Task - Show every line where "icon" occurs.
════════
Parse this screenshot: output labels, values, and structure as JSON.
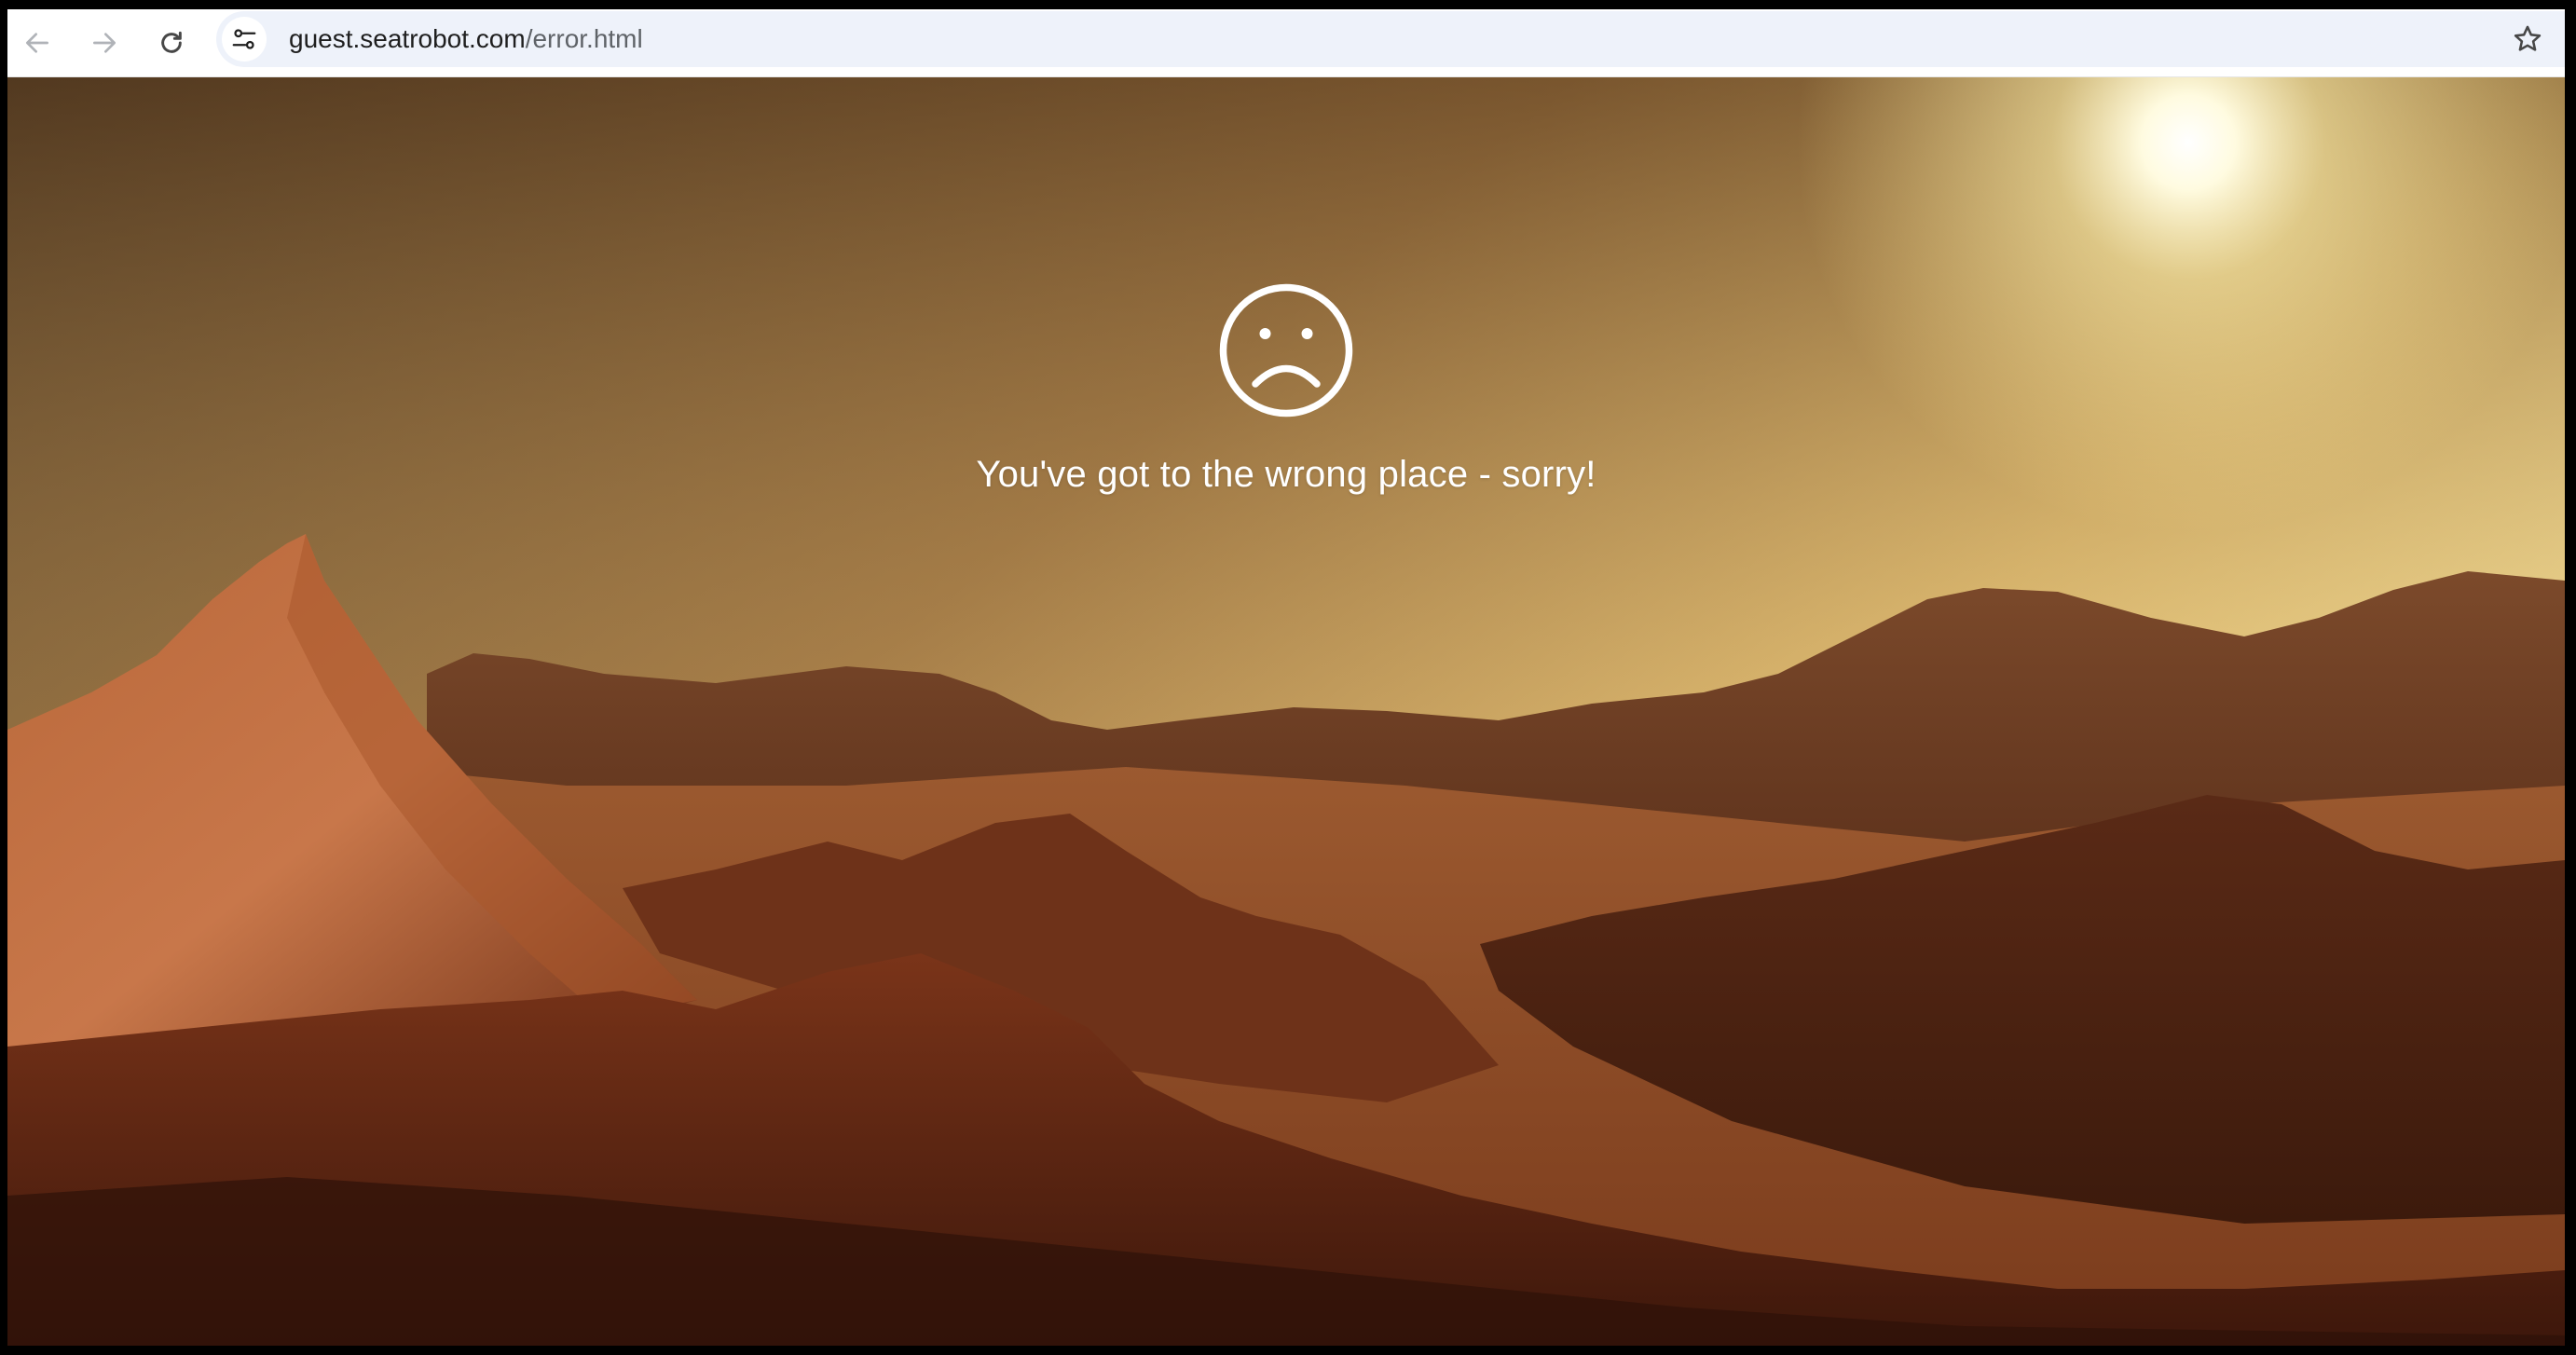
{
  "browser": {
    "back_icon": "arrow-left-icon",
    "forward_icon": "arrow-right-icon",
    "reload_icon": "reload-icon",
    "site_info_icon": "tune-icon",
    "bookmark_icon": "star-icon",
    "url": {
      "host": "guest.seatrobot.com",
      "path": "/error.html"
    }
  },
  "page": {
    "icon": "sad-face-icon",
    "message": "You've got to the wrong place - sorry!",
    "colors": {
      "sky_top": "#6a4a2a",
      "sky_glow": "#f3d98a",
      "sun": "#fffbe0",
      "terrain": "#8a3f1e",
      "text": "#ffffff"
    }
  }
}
════════
Complete answer -
    "back_icon": "arrow-left-icon",
    "forward_icon": "arrow-right-icon",
    "reload_icon": "reload-icon",
    "site_info_icon": "tune-icon",
    "bookmark_icon": "star-icon",
    "icon": "sad-face-icon",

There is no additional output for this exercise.